Overall there was only one story on the front page in 29.4 per cent of downloads and four or more stories on the front page almost half the time (47.9 per cent).

Front Page Changes

Front pages were well maintained throughout the study period. In 53.8 per cent of downloads the front page was either completely new, had been edited to include more stories or had some new stories with the same overall number of stories.

In 30.3 per cent of downloads there was no change at all to the front page. NationalPost.com and TheStar.com account for many of the instances in which there was no change due to the fact that their front pages generally featured all new content each morning and then remained static throughout the day, similar to the news cycle of the printed newspapers from which their content is derived.

Story Ranking

First ballot voting dominated Canadian news the weekend of June 22 to June 24, 2000. A Canadian Alliance leadership story ranked first on national / political news front pages in 62.2 per cent of downloads and second in a further 16.8 per cent of downloads.

Assigned task 1 – In the passage on news website front pages, why do NationalPost.com and TheStar.com account for many of the downloads with no front-page change? Answer in one to three sentences.
Assigned task 2 – Continue the passage on news website front pages, starting after its final sentence.

Study material –
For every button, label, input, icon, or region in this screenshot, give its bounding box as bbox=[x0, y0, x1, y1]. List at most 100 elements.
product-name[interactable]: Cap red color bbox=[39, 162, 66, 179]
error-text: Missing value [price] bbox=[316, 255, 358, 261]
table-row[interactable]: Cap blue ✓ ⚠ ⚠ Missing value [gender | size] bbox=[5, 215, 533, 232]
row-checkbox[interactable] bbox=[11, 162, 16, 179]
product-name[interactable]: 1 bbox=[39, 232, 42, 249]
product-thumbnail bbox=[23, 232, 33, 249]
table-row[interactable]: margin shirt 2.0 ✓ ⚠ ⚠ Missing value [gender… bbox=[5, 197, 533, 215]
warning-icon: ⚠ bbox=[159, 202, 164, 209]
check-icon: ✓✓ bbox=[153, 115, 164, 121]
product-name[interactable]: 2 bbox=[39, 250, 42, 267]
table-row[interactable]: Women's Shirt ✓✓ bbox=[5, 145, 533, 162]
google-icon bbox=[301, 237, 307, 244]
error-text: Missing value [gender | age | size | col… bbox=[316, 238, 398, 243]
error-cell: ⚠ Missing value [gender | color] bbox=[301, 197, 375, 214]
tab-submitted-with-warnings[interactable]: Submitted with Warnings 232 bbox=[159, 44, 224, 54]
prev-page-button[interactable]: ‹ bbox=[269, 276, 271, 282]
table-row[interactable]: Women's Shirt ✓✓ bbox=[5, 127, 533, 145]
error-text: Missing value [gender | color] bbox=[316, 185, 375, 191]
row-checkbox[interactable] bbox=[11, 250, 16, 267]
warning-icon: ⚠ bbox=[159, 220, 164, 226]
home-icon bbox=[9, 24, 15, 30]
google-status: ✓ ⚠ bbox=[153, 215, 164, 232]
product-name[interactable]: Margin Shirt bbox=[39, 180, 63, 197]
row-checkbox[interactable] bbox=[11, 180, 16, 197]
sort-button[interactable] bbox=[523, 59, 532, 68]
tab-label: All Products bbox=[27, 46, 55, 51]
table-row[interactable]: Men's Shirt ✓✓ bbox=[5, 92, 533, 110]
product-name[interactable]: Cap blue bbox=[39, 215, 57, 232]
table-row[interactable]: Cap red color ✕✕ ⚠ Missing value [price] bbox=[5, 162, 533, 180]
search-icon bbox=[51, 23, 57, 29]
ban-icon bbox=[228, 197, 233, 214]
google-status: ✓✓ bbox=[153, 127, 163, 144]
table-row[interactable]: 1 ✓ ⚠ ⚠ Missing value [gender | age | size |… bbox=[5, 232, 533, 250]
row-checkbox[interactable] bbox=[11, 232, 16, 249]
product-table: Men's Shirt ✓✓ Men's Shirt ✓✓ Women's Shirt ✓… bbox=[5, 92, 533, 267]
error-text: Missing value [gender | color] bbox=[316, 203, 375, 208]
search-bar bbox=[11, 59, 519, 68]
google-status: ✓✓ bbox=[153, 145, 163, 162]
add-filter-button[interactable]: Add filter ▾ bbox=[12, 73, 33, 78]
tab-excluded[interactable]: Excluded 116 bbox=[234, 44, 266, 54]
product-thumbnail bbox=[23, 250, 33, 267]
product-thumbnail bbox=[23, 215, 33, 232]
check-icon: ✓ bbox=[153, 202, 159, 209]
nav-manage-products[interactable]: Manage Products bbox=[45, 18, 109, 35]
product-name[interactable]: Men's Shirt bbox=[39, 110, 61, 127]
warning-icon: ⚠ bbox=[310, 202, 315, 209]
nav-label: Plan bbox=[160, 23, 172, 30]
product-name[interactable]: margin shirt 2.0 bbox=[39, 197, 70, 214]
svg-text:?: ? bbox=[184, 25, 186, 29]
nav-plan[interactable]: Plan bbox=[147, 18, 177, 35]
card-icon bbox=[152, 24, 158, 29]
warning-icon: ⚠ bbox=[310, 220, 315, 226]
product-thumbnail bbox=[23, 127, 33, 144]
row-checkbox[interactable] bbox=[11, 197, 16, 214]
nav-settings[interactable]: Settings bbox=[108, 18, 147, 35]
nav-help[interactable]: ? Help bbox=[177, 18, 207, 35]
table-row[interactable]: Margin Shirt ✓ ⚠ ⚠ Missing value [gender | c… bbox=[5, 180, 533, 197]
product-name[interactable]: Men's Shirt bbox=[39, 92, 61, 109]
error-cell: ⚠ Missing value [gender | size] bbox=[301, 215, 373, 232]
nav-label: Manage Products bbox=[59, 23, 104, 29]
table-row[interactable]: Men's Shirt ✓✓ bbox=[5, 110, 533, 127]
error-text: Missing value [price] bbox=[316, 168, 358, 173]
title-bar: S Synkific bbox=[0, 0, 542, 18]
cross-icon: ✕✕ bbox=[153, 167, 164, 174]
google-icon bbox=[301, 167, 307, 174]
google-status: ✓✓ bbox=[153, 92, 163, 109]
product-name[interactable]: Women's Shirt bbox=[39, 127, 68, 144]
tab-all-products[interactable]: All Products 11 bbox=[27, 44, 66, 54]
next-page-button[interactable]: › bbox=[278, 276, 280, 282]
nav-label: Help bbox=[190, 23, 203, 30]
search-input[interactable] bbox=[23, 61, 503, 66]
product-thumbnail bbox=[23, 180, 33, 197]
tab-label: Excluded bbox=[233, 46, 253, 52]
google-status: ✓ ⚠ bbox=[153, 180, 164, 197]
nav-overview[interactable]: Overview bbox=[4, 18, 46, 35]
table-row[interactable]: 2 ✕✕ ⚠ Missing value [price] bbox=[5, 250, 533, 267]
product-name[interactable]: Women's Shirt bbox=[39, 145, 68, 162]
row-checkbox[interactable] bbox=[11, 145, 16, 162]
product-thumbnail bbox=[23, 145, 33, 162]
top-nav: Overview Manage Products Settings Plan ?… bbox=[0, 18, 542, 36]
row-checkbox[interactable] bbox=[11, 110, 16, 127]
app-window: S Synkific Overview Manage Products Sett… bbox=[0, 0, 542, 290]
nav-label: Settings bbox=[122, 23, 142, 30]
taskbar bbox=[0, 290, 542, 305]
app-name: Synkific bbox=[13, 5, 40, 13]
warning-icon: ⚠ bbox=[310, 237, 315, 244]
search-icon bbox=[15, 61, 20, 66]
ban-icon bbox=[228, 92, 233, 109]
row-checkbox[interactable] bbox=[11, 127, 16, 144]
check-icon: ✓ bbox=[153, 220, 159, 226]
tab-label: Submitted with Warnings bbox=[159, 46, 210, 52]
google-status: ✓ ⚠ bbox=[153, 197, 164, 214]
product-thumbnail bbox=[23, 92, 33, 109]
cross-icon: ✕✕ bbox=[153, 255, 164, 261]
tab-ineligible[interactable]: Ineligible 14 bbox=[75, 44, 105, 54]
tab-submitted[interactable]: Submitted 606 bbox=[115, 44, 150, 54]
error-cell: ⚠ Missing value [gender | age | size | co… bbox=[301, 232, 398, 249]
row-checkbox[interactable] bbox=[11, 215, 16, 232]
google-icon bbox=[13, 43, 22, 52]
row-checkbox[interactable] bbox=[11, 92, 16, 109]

Task answer 1 – Their front pages usually carried all new content each morning and then stayed static for the rest of the day. This follows the news cycle of the printed newspapers that supply their content.

Task answer 2 –
In those cases where the lead leadership story ranked lower than first, it was second only to Zimbabwe's crucial parliamentary elections. As well, on Monday June 26, the announcement that an international team of scientists had completed mapping of the human genome also bumped the Canadian Alliance leadership first ballot voting, now a 36 hour-old story, out of first ranking.

CBC.ca and Excite.ca were most likely not to rank a Canadian Alliance story first. Yahoo.ca always had a Canadian Alliance story first because of its dedicated front page.


One of the most surprising findings about national / political front pages concerned photos. They were relatively absent.

In 78.2 per cent of downloads, the front pages contained no photos. In only 2.5 per cent of cases were there more than one photo on the front page, despite considerable media attention related to the youth, athleticism and photogenaity of candidate Stockwell Day.

The print media sources monitored provided a far more meaningful visual representation of the weekend convention, with 70 per cent of the newspapers in the control group having five or more photographs.

Excite.ca, Yahoo.ca, aol.ca and the Bourque Newswatch site never had a photo, editorial cartoon or other visual image on the front page.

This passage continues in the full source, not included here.